+++ RECORDS SUPPLIED +++

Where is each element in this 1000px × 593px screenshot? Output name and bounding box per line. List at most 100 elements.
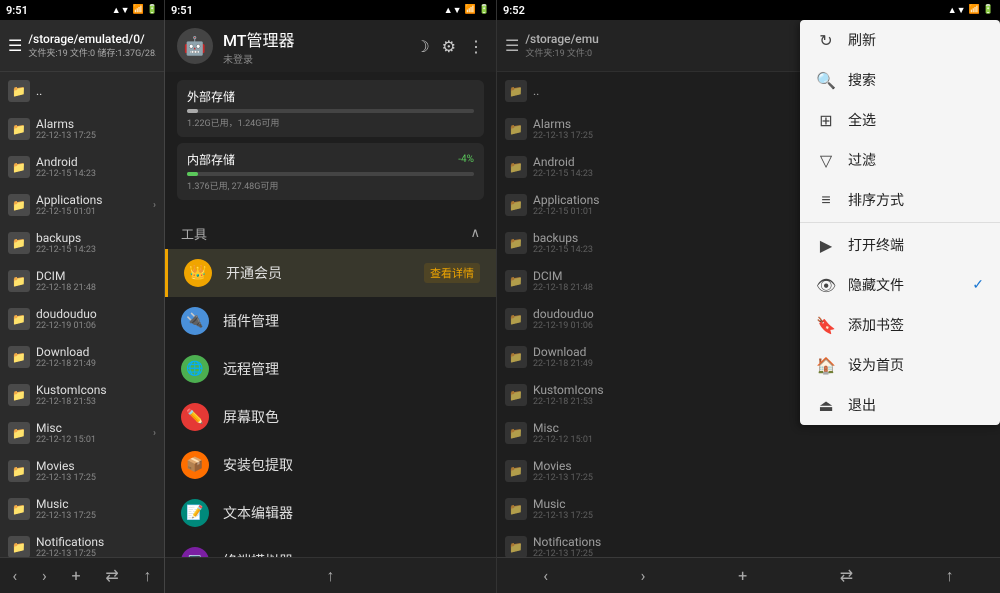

+++
+++ RECORDS SUPPLIED +++

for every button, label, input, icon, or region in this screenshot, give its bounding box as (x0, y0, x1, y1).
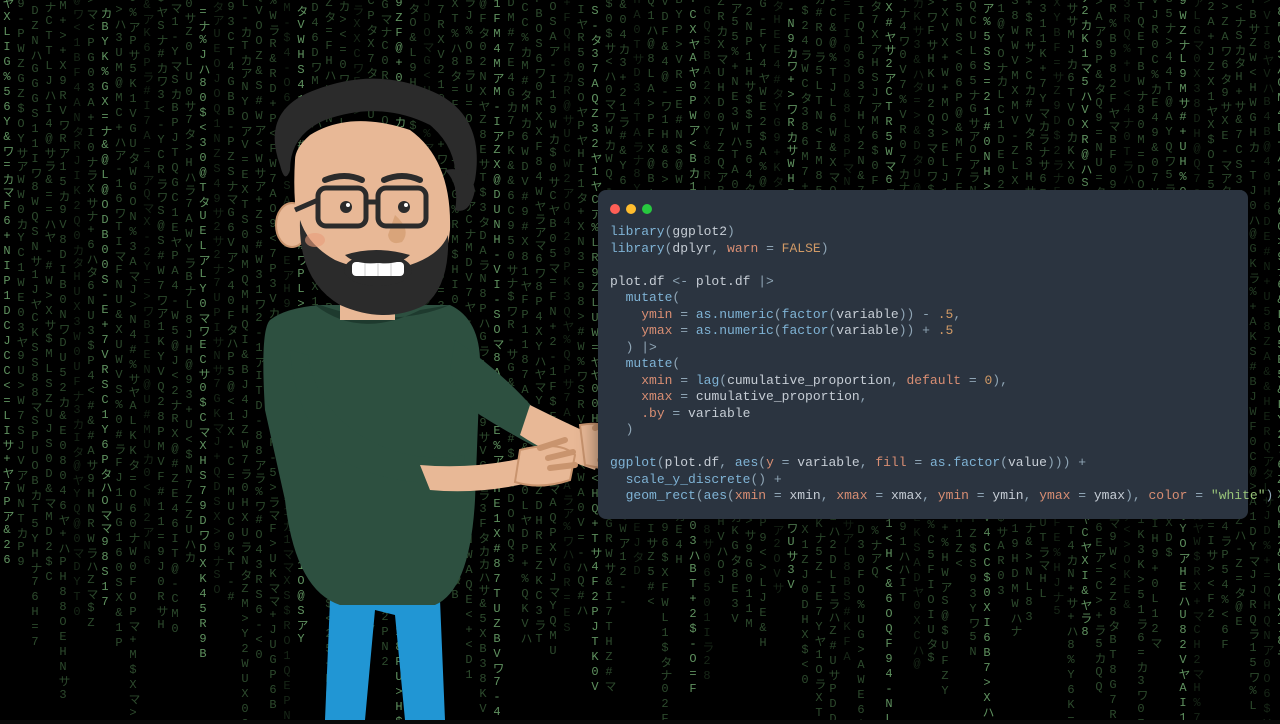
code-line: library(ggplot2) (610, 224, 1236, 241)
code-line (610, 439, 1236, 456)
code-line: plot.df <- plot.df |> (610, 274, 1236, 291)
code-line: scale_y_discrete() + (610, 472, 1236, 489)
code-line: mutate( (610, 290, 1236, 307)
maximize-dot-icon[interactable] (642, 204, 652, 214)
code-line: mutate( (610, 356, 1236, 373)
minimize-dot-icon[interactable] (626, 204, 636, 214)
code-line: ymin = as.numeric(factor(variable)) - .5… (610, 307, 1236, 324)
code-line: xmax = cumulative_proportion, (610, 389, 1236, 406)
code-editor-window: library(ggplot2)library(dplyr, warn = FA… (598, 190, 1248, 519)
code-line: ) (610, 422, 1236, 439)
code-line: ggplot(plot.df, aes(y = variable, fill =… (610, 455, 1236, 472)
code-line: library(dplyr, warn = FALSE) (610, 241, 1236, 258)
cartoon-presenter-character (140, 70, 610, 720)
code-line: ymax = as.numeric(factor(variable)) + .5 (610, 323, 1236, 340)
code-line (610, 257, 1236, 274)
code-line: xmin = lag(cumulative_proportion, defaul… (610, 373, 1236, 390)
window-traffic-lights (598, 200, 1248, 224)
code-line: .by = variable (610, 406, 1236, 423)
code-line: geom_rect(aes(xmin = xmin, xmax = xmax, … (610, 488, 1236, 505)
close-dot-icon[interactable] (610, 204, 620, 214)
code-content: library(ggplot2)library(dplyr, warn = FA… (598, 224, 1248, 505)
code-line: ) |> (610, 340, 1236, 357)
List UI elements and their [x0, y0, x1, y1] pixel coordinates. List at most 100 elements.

+++

## SHORT EXERCISE
Output as a JSON list of strings the lines of the material starting at the line that contains "for every button, label, input, icon, or" and ending at the line that contains "maximize-dot-icon[interactable] (642, 204, 652, 214)", both included, one string per line. Leave out blank lines and the pictures.

## SOLUTION TO THIS EXERCISE
[
  "for every button, label, input, icon, or region in this screenshot, give its bounding box as (x0, y0, x1, y1).",
  "code-line: library(ggplot2) (610, 224, 1236, 241)",
  "code-line (610, 439, 1236, 456)",
  "code-line: plot.df <- plot.df |> (610, 274, 1236, 291)",
  "code-line: scale_y_discrete() + (610, 472, 1236, 489)",
  "code-line: mutate( (610, 290, 1236, 307)",
  "maximize-dot-icon[interactable] (642, 204, 652, 214)"
]